AIM:
All of the records below need to be copied exactly.
[START AVAILABLE RECORDS]
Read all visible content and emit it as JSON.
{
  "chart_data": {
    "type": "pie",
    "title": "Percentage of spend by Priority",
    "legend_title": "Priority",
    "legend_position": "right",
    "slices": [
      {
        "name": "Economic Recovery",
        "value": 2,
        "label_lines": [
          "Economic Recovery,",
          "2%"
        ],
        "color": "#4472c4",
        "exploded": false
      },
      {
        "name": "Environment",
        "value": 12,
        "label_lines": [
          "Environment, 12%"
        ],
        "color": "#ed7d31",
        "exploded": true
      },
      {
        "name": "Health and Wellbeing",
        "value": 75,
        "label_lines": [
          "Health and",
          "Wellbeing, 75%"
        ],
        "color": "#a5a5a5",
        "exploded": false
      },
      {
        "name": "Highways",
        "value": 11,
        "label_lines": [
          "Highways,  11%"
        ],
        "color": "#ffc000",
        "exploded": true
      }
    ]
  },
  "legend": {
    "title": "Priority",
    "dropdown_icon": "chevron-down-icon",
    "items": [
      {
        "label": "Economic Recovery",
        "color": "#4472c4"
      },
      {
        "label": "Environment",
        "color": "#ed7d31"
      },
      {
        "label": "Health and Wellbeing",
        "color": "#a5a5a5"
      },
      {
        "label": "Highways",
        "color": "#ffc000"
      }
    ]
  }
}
[END AVAILABLE RECORDS]
TASK SOLUTION:
Read all visible content and emit it as JSON.
{
  "chart_data": {
    "type": "pie",
    "title": "Percentage of spend by Priority",
    "legend_title": "Priority",
    "legend_position": "right",
    "slices": [
      {
        "name": "Economic Recovery",
        "value": 2,
        "label_lines": [
          "Economic Recovery,",
          "2%"
        ],
        "color": "#4472c4",
        "exploded": false
      },
      {
        "name": "Environment",
        "value": 12,
        "label_lines": [
          "Environment, 12%"
        ],
        "color": "#ed7d31",
        "exploded": true
      },
      {
        "name": "Health and Wellbeing",
        "value": 75,
        "label_lines": [
          "Health and",
          "Wellbeing, 75%"
        ],
        "color": "#a5a5a5",
        "exploded": false
      },
      {
        "name": "Highways",
        "value": 11,
        "label_lines": [
          "Highways,  11%"
        ],
        "color": "#ffc000",
        "exploded": true
      }
    ]
  },
  "legend": {
    "title": "Priority",
    "dropdown_icon": "chevron-down-icon",
    "items": [
      {
        "label": "Economic Recovery",
        "color": "#4472c4"
      },
      {
        "label": "Environment",
        "color": "#ed7d31"
      },
      {
        "label": "Health and Wellbeing",
        "color": "#a5a5a5"
      },
      {
        "label": "Highways",
        "color": "#ffc000"
      }
    ]
  }
}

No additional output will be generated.